GIVEN PROBLEM ▸
Find "Serialize everything readable" in the material below, then copy that line and every subsequent line to the end, exactly.

Figure record listings ▸
#####
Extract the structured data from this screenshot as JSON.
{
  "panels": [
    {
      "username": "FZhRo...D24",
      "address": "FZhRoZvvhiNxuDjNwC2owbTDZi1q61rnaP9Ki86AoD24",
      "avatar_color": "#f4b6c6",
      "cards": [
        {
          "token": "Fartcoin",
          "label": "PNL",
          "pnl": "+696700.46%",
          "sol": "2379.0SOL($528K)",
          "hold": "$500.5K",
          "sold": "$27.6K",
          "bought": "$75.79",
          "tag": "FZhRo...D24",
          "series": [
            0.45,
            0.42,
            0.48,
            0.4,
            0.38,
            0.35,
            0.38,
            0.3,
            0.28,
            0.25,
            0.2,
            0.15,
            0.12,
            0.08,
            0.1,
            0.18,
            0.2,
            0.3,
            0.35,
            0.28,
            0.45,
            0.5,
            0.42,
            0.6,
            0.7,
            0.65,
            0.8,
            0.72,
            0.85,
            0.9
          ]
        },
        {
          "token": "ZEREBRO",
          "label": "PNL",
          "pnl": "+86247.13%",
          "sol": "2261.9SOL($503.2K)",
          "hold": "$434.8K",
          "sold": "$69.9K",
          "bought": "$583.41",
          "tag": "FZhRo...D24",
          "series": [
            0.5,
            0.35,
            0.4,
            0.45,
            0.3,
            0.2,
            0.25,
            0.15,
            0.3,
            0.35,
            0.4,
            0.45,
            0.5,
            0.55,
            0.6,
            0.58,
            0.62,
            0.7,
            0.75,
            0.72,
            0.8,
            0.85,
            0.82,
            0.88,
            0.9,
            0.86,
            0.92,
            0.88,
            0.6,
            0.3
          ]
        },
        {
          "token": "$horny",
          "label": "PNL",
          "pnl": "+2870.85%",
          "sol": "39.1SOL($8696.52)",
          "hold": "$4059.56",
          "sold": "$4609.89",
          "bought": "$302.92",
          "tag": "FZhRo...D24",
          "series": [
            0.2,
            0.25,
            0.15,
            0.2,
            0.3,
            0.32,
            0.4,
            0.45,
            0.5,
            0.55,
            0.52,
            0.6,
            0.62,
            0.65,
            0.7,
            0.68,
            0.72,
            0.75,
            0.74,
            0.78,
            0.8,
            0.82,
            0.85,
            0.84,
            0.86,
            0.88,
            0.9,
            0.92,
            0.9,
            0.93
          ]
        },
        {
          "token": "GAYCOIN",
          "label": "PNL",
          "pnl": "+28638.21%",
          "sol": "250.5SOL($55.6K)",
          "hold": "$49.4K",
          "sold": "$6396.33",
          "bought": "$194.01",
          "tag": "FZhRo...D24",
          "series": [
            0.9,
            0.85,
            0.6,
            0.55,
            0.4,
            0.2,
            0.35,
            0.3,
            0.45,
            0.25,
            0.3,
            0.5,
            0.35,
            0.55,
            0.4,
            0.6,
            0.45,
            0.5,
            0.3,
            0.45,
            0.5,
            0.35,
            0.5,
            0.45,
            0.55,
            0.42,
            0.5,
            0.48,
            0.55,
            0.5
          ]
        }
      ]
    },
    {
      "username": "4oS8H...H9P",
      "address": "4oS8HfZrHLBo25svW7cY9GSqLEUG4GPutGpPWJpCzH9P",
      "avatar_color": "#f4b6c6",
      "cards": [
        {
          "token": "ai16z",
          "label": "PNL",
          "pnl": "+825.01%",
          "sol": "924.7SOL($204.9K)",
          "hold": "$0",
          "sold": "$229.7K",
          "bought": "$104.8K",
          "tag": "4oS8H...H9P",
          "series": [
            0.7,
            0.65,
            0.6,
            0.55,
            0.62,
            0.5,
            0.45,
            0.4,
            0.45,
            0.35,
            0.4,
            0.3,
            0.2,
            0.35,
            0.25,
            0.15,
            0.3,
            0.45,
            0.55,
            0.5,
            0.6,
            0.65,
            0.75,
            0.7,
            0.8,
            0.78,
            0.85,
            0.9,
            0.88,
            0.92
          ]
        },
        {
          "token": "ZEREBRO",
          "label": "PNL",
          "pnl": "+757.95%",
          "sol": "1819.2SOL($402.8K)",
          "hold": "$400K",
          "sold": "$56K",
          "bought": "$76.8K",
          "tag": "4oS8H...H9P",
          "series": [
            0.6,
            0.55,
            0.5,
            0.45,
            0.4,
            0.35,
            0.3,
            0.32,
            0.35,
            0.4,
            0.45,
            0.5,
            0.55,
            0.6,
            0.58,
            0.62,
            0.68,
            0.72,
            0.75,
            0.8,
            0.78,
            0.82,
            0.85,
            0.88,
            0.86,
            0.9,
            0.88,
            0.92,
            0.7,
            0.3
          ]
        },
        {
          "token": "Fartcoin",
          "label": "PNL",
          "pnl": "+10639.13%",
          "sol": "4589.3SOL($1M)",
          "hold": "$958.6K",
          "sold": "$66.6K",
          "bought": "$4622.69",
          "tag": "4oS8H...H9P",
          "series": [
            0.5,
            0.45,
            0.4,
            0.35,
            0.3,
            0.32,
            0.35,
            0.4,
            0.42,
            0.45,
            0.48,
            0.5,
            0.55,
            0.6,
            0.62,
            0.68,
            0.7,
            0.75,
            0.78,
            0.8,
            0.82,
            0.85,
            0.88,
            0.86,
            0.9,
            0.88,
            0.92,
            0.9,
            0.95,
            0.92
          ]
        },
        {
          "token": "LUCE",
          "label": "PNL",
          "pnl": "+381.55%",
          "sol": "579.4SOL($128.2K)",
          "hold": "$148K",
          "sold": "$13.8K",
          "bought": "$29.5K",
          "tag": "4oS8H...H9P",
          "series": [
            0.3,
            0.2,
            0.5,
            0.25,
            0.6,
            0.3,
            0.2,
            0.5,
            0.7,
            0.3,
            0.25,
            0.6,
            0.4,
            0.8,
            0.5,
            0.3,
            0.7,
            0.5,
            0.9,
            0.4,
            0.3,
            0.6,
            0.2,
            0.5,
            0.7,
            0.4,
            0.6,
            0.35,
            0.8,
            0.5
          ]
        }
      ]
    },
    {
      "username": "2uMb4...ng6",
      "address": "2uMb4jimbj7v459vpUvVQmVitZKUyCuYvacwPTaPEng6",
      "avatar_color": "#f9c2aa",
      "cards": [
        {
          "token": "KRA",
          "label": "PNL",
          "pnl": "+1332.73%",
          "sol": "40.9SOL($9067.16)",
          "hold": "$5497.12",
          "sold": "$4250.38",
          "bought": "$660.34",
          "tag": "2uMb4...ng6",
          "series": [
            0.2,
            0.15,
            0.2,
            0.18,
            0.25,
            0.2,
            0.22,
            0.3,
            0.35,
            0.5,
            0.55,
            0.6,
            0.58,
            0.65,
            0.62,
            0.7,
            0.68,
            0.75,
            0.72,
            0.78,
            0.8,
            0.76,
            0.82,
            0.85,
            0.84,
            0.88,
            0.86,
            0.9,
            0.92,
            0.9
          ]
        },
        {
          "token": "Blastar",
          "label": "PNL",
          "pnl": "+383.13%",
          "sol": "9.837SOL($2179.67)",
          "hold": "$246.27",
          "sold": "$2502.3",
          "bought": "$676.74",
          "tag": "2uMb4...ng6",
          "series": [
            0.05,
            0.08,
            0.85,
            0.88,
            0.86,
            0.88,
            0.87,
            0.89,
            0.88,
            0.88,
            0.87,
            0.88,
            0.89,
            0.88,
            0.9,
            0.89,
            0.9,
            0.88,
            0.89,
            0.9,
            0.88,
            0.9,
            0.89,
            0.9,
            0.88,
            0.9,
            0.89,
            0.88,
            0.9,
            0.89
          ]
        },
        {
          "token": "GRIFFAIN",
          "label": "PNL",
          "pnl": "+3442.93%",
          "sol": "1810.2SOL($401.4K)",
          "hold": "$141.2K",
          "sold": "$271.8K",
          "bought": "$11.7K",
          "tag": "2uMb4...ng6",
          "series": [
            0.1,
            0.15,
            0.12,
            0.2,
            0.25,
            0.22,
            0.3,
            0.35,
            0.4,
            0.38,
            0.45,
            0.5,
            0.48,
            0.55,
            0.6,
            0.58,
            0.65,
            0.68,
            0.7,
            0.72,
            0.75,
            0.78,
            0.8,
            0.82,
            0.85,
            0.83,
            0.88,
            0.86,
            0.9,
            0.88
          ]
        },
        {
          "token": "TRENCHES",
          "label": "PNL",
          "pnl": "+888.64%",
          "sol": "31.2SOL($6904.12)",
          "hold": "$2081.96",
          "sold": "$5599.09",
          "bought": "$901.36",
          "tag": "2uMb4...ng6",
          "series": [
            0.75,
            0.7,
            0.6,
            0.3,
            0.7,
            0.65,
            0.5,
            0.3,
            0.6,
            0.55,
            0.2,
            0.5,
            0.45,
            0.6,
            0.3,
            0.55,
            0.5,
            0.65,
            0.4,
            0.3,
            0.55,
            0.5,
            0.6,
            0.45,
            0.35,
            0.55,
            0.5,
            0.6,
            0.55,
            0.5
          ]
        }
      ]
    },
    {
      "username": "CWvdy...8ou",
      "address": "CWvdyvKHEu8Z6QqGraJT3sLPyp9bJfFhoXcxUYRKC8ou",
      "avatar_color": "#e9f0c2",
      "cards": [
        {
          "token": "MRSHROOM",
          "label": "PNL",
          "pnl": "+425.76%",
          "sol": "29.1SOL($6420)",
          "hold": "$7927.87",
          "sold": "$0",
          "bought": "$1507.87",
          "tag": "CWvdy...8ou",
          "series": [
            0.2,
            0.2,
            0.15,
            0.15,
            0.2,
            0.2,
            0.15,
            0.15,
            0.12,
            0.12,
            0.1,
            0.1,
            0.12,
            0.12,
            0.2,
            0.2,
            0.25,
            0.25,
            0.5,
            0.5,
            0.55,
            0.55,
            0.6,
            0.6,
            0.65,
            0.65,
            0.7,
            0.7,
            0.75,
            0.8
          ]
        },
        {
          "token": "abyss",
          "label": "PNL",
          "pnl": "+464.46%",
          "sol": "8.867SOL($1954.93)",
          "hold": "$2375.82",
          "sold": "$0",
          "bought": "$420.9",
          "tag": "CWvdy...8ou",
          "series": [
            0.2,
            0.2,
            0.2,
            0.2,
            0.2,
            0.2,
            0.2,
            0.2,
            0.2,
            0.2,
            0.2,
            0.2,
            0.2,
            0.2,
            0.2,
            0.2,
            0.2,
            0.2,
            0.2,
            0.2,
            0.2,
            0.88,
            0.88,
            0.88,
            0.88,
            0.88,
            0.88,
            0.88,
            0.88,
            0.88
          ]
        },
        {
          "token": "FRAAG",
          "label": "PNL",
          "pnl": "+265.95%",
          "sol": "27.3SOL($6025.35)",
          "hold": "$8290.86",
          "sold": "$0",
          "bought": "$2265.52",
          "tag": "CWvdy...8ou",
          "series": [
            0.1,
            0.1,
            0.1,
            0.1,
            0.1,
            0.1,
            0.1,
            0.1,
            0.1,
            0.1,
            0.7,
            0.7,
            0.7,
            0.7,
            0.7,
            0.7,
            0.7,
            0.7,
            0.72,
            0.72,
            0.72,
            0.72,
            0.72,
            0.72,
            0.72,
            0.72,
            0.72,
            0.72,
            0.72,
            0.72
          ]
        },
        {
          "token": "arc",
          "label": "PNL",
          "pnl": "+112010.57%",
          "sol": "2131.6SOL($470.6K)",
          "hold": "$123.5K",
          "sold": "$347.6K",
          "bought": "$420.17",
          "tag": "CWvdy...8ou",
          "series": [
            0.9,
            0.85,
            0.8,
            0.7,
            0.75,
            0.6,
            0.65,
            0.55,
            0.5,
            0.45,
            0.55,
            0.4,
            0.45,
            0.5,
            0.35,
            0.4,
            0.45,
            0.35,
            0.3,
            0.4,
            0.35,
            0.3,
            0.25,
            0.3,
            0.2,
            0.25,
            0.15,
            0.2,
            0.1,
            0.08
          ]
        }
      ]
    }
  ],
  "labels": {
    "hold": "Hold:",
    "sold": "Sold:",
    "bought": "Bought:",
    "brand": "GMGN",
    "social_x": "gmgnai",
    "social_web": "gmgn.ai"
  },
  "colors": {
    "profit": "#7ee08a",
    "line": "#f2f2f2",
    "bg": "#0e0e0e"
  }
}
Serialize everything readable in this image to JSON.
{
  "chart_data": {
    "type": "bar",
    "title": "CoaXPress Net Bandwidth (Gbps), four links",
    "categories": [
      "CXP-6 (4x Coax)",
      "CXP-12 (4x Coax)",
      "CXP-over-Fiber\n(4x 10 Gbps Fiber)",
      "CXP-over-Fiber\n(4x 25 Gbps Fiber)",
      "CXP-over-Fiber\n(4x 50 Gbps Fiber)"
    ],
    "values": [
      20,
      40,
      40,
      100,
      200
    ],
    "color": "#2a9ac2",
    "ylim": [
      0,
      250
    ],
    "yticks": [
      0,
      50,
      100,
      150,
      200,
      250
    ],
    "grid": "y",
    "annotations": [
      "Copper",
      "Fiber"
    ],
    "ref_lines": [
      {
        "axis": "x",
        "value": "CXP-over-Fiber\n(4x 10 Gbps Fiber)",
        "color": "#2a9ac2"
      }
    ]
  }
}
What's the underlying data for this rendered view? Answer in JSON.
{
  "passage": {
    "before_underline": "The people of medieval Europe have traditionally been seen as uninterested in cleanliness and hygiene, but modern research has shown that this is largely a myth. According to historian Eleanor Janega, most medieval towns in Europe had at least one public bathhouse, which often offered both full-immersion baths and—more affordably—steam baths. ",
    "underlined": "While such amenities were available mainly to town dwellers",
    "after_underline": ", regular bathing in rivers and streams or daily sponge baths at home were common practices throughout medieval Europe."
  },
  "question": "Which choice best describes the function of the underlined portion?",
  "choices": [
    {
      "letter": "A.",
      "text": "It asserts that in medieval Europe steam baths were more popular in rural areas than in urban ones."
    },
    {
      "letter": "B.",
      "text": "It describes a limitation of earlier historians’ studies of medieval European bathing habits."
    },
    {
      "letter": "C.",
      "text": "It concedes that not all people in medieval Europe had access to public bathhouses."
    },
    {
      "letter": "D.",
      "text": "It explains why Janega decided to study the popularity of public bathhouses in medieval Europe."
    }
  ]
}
#####
WRITTEN ANSWER ▸
Serialize everything readable in this image to JSON.
{
  "chart_data": {
    "type": "bar",
    "title": "CoaXPress Net Bandwidth (Gbps), four links",
    "categories": [
      "CXP-6 (4x Coax)",
      "CXP-12 (4x Coax)",
      "CXP-over-Fiber\n(4x 10 Gbps Fiber)",
      "CXP-over-Fiber\n(4x 25 Gbps Fiber)",
      "CXP-over-Fiber\n(4x 50 Gbps Fiber)"
    ],
    "values": [
      20,
      40,
      40,
      100,
      200
    ],
    "color": "#2a9ac2",
    "ylim": [
      0,
      250
    ],
    "yticks": [
      0,
      50,
      100,
      150,
      200,
      250
    ],
    "grid": "y",
    "annotations": [
      "Copper",
      "Fiber"
    ],
    "ref_lines": [
      {
        "axis": "x",
        "value": "CXP-over-Fiber\n(4x 10 Gbps Fiber)",
        "color": "#2a9ac2"
      }
    ]
  }
}
What's the underlying data for this rendered view? Answer in JSON.
{
  "passage": {
    "before_underline": "The people of medieval Europe have traditionally been seen as uninterested in cleanliness and hygiene, but modern research has shown that this is largely a myth. According to historian Eleanor Janega, most medieval towns in Europe had at least one public bathhouse, which often offered both full-immersion baths and—more affordably—steam baths. ",
    "underlined": "While such amenities were available mainly to town dwellers",
    "after_underline": ", regular bathing in rivers and streams or daily sponge baths at home were common practices throughout medieval Europe."
  },
  "question": "Which choice best describes the function of the underlined portion?",
  "choices": [
    {
      "letter": "A.",
      "text": "It asserts that in medieval Europe steam baths were more popular in rural areas than in urban ones."
    },
    {
      "letter": "B.",
      "text": "It describes a limitation of earlier historians’ studies of medieval European bathing habits."
    },
    {
      "letter": "C.",
      "text": "It concedes that not all people in medieval Europe had access to public bathhouses."
    },
    {
      "letter": "D.",
      "text": "It explains why Janega decided to study the popularity of public bathhouses in medieval Europe."
    }
  ]
}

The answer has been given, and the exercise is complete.